### DESCRIPTION OF THE TASK
Identify the lines that contain the string "even" and copy all of them.
====== DATA EXTRACT
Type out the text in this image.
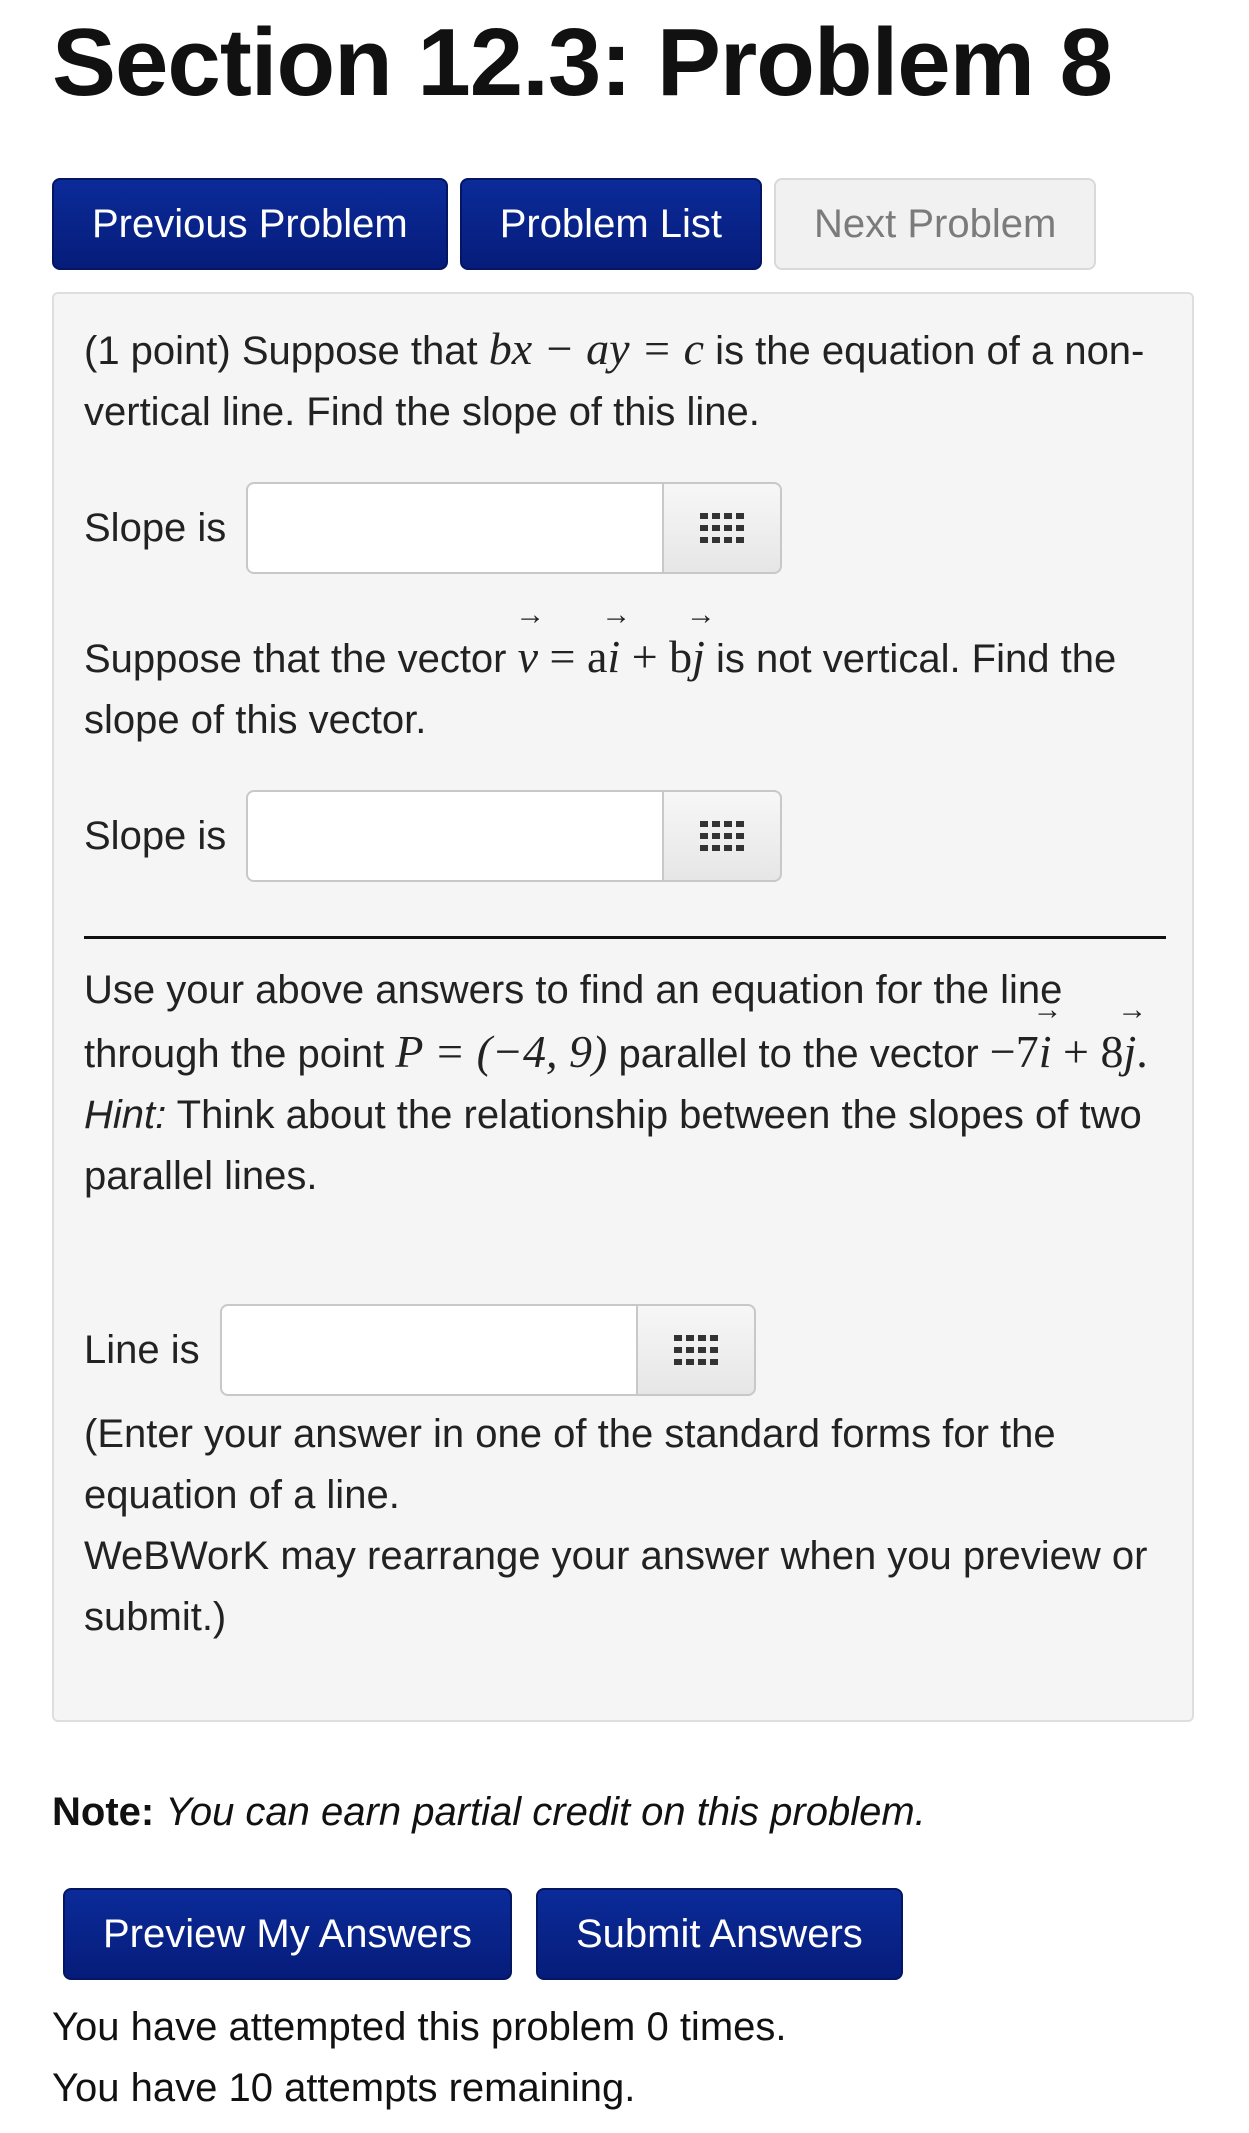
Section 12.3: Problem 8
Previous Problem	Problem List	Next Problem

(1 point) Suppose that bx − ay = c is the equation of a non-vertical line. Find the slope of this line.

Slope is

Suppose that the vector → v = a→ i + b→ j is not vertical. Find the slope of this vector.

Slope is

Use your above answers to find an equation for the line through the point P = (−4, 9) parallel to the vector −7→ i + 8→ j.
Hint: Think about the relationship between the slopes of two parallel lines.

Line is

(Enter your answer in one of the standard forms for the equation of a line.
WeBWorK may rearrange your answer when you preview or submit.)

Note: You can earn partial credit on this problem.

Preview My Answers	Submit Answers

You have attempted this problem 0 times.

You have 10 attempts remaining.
============
====== DATA EXTRACT
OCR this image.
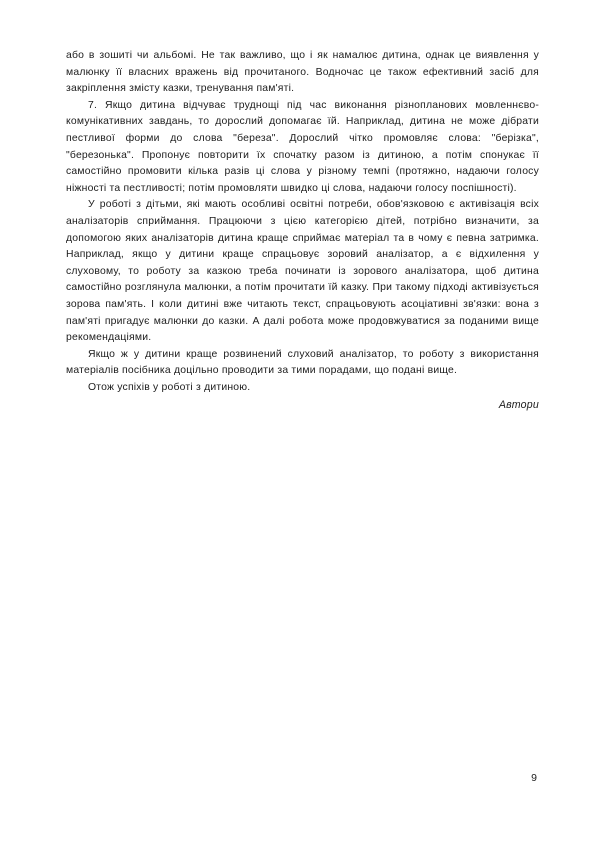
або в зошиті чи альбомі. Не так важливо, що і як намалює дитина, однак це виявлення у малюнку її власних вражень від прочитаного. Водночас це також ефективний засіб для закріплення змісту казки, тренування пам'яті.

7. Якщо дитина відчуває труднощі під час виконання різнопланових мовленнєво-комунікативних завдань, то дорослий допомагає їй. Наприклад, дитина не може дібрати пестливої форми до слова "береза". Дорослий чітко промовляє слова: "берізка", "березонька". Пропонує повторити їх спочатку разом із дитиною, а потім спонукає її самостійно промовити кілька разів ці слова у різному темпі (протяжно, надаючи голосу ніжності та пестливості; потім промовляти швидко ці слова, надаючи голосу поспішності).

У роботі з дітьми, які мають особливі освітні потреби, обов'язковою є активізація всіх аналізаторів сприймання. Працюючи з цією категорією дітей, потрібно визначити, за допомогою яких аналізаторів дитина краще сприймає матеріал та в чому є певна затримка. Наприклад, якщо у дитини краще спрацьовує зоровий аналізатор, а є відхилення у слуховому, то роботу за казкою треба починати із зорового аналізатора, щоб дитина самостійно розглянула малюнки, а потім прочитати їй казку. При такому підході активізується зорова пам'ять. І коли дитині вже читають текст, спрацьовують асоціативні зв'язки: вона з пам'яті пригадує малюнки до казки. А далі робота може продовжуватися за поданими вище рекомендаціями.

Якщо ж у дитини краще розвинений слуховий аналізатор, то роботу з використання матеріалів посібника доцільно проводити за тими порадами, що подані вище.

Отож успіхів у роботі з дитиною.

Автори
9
============
====== DATA EXTRACT
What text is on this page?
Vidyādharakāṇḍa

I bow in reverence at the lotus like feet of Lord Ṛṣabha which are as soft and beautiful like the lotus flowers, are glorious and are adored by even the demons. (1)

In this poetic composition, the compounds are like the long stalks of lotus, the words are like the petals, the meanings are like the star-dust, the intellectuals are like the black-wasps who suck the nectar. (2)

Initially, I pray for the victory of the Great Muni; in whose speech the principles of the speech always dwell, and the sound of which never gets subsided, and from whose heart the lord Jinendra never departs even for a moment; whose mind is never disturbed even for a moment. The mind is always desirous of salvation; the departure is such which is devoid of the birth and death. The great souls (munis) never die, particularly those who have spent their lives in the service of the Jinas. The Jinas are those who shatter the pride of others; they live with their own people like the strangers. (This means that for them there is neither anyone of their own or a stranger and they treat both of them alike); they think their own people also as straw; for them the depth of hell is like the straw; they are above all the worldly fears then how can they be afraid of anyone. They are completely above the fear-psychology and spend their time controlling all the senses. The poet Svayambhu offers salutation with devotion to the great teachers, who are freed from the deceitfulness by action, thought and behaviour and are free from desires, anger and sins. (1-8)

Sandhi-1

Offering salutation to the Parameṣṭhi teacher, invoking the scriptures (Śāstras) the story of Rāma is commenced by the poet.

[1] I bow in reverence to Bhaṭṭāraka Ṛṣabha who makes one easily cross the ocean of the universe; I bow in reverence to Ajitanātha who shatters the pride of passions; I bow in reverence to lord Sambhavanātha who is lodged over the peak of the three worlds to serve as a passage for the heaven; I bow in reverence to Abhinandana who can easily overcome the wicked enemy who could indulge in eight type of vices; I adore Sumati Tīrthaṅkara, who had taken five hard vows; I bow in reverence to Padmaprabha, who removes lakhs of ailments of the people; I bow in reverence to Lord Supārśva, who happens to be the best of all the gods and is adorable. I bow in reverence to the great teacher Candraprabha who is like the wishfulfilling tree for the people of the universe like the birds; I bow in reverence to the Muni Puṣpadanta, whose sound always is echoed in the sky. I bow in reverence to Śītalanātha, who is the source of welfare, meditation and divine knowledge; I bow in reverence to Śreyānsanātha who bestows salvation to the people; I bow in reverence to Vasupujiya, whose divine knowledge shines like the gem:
============
### CORRECT OUTPUT
I bow in reverence at the lotus like feet of Lord Ṛṣabha which are as soft and beautiful like the lotus flowers, are glorious and are adored by even the demons. (1)
Initially, I pray for the victory of the Great Muni; in whose speech the principles of the speech always dwell, and the sound of which never gets subsided, and from whose heart the lord Jinendra never departs even for a moment; whose mind is never disturbed even for a moment. The mind is always desirous of salvation; the departure is such which is devoid of the birth and death. The great souls (munis) never die, particularly those who have spent their lives in the service of the Jinas. The Jinas are those who shatter the pride of others; they live with their own people like the strangers. (This means that for them there is neither anyone of their own or a stranger and they treat both of them alike); they think their own people also as straw; for them the depth of hell is like the straw; they are above all the worldly fears then how can they be afraid of anyone. They are completely above the fear-psychology and spend their time controlling all the senses. The poet Svayambhu offers salutation with devotion to the great teachers, who are freed from the deceitfulness by action, thought and behaviour and are free from desires, anger and sins. (1-8)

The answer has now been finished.